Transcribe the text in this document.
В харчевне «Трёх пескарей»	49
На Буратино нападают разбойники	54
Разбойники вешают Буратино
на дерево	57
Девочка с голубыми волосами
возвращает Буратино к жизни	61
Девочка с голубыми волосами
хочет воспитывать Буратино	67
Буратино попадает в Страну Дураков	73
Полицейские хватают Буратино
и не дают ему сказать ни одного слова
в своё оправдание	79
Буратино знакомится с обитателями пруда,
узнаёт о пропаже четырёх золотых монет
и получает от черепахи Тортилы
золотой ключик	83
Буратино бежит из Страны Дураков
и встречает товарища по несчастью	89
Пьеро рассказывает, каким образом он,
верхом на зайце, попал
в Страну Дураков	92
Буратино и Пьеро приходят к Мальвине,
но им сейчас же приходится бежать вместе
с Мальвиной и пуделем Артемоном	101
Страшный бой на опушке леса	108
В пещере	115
•••
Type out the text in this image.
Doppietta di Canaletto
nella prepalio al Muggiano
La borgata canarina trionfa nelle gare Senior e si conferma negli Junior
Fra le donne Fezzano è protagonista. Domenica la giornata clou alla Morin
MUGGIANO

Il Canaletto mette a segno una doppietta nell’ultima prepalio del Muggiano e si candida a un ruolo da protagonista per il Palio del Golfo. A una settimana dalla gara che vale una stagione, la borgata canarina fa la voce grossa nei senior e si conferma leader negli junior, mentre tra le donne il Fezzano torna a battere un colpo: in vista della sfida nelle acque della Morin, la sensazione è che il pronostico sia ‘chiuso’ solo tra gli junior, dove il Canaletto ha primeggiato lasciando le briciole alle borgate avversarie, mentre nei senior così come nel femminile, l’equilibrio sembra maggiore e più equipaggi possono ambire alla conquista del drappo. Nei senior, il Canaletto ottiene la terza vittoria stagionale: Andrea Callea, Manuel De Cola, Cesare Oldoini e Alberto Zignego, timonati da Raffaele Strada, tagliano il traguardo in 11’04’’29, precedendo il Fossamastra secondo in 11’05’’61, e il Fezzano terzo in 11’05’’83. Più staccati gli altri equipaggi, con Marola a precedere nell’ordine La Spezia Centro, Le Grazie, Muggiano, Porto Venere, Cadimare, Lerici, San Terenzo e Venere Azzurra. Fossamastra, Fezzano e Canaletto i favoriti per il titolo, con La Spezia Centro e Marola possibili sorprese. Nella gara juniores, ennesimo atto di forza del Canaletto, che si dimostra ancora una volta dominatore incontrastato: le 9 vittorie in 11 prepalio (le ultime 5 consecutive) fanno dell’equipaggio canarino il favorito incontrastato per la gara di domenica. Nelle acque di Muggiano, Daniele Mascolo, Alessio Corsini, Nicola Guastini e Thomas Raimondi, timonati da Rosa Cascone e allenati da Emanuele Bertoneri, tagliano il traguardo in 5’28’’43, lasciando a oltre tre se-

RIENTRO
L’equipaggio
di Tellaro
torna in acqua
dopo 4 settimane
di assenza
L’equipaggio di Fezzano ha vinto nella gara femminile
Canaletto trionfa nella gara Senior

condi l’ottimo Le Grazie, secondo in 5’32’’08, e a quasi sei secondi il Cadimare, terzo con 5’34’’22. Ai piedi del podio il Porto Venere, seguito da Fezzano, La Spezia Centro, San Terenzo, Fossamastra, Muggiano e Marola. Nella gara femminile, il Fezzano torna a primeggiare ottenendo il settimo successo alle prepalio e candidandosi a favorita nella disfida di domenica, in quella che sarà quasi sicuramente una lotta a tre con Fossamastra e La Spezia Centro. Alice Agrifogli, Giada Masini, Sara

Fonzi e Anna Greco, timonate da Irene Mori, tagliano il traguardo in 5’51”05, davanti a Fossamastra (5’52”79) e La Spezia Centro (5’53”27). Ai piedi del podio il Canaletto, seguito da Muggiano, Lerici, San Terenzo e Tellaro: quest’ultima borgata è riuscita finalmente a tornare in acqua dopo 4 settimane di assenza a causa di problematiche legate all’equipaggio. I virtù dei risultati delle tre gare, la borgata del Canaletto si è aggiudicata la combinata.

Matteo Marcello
•••
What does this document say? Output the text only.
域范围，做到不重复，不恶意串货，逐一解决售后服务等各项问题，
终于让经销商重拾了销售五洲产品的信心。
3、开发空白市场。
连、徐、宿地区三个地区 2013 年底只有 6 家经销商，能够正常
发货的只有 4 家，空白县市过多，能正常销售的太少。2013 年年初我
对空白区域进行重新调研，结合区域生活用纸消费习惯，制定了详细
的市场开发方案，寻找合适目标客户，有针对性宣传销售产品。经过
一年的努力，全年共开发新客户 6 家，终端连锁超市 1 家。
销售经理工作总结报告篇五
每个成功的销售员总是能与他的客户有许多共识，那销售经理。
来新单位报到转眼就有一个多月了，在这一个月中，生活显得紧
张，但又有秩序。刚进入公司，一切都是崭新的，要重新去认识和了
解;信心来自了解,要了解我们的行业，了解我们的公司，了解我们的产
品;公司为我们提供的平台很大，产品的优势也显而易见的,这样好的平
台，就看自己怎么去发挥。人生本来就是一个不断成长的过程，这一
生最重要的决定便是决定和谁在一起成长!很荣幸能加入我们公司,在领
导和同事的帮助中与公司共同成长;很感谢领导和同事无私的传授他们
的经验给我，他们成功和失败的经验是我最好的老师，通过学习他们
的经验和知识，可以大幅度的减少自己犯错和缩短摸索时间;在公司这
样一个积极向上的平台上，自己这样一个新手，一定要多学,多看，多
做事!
•••
Find the string "assenza" in the entries above and return each line that holds it.

> [Response]
di assenza
Fonzi e Anna Greco, timonate da Irene Mori, tagliano il traguardo in 5’51”05, davanti a Fossamastra (5’52”79) e La Spezia Centro (5’53”27). Ai piedi del podio il Canaletto, seguito da Muggiano, Lerici, San Terenzo e Tellaro: quest’ultima borgata è riuscita finalmente a tornare in acqua dopo 4 settimane di assenza a causa di problematiche legate all’equipaggio. I virtù dei risultati delle tre gare, la borgata del Canaletto si è aggiudicata la combinata.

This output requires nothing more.